### ENTRADAS PROPORCIONADAS

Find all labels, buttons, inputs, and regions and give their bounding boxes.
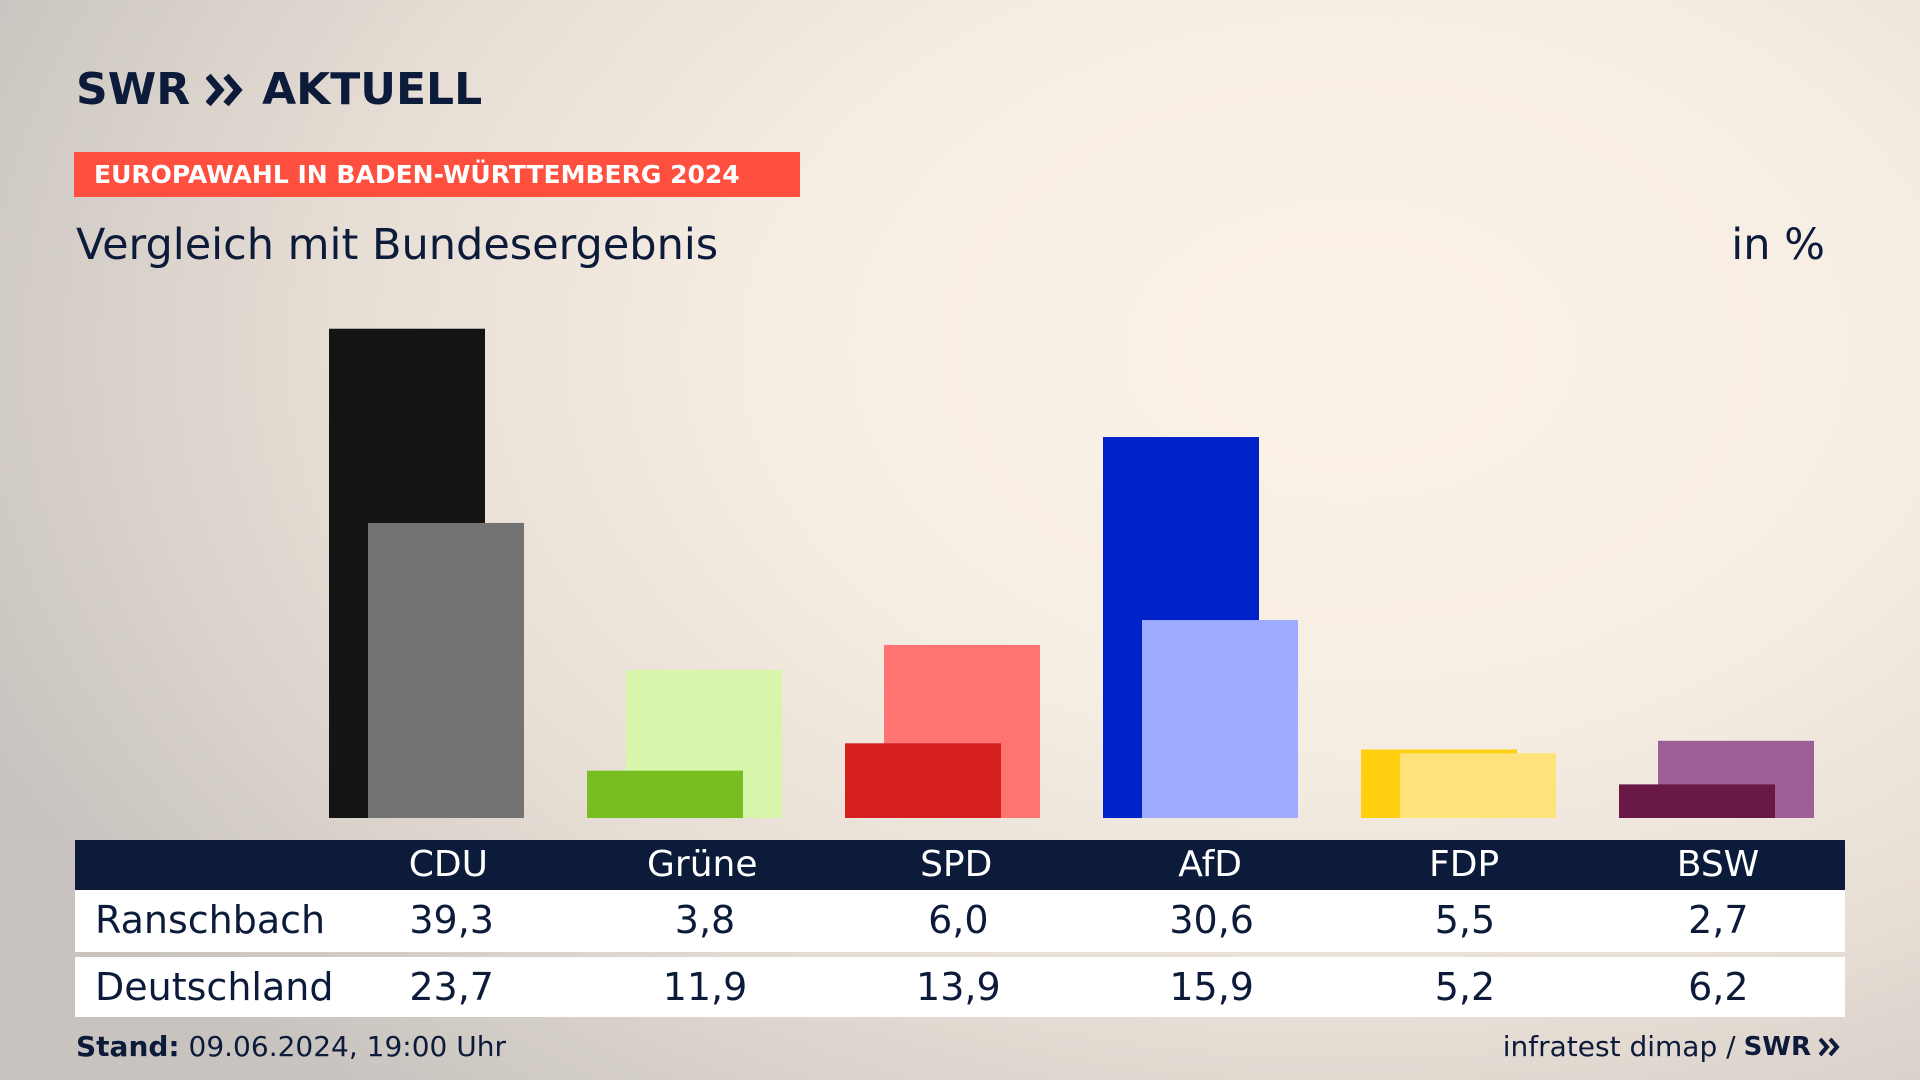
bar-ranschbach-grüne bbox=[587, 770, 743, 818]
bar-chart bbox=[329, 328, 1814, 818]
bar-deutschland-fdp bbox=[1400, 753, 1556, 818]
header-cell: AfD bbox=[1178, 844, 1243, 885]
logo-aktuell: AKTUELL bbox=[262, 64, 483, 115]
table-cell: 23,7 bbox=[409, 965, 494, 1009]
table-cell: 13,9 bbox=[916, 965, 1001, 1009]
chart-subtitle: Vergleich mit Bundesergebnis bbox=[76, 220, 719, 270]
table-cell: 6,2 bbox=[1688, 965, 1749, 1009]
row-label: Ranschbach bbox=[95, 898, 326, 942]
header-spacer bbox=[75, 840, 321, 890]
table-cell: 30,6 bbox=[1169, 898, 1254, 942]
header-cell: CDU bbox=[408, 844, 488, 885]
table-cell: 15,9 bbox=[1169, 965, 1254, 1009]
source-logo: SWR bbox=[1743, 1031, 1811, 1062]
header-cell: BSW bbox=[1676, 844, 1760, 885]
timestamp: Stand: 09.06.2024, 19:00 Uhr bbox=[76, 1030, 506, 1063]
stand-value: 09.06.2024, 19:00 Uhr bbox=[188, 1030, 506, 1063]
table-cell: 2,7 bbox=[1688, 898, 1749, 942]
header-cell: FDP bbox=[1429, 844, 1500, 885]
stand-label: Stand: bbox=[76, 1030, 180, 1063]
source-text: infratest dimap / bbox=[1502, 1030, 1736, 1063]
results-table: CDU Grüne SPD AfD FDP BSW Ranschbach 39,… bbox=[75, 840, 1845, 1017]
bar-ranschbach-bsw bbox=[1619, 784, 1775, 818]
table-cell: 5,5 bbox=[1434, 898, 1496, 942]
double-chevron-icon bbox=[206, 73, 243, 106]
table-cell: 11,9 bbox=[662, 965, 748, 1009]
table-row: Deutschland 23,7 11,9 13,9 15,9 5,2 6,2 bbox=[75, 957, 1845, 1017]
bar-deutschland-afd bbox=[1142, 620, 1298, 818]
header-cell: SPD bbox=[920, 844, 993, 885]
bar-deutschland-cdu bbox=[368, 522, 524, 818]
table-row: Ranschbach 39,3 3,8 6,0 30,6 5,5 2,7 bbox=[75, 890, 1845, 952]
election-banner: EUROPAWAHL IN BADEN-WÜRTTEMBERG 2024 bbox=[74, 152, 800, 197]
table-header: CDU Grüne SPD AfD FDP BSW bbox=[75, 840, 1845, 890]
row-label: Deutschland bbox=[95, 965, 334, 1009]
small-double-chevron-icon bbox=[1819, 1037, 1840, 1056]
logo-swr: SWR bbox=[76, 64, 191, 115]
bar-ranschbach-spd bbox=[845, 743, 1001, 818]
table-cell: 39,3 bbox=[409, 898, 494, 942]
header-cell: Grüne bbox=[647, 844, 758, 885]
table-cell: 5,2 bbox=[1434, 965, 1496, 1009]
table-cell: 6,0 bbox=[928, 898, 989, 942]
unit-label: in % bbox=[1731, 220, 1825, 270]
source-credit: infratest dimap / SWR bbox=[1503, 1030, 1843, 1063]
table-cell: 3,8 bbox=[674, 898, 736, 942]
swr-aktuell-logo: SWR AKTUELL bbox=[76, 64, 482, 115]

######

▸ **OBJETIVO**
Cambia "header-cell" por "column-header" en los registros; empieza en la línea que contiene "bar-ranschbach-grüne bbox=[587, 770, 743, 818]" y termina después de la que contiene "bar-deutschland-cdu bbox=[368, 522, 524, 818]". Devuelve solo esas líneas, sin ningún otro cambio.

▸ **RESPUESTA ESCRITA**
bar-ranschbach-grüne bbox=[587, 770, 743, 818]
bar-chart bbox=[329, 328, 1814, 818]
bar-deutschland-fdp bbox=[1400, 753, 1556, 818]
column-header: AfD bbox=[1178, 844, 1243, 885]
logo-aktuell: AKTUELL bbox=[262, 64, 483, 115]
table-cell: 23,7 bbox=[409, 965, 494, 1009]
table-cell: 13,9 bbox=[916, 965, 1001, 1009]
chart-subtitle: Vergleich mit Bundesergebnis bbox=[76, 220, 719, 270]
table-cell: 6,2 bbox=[1688, 965, 1749, 1009]
row-label: Ranschbach bbox=[95, 898, 326, 942]
header-spacer bbox=[75, 840, 321, 890]
table-cell: 30,6 bbox=[1169, 898, 1254, 942]
column-header: CDU bbox=[408, 844, 488, 885]
table-cell: 15,9 bbox=[1169, 965, 1254, 1009]
source-logo: SWR bbox=[1743, 1031, 1811, 1062]
column-header: BSW bbox=[1676, 844, 1760, 885]
timestamp: Stand: 09.06.2024, 19:00 Uhr bbox=[76, 1030, 506, 1063]
stand-value: 09.06.2024, 19:00 Uhr bbox=[188, 1030, 506, 1063]
table-cell: 2,7 bbox=[1688, 898, 1749, 942]
column-header: FDP bbox=[1429, 844, 1500, 885]
stand-label: Stand: bbox=[76, 1030, 180, 1063]
source-text: infratest dimap / bbox=[1502, 1030, 1736, 1063]
results-table: CDU Grüne SPD AfD FDP BSW Ranschbach 39,… bbox=[75, 840, 1845, 1017]
bar-ranschbach-bsw bbox=[1619, 784, 1775, 818]
table-cell: 5,5 bbox=[1434, 898, 1496, 942]
double-chevron-icon bbox=[206, 73, 243, 106]
table-cell: 11,9 bbox=[662, 965, 748, 1009]
table-row: Deutschland 23,7 11,9 13,9 15,9 5,2 6,2 bbox=[75, 957, 1845, 1017]
bar-deutschland-afd bbox=[1142, 620, 1298, 818]
column-header: SPD bbox=[920, 844, 993, 885]
bar-deutschland-cdu bbox=[368, 522, 524, 818]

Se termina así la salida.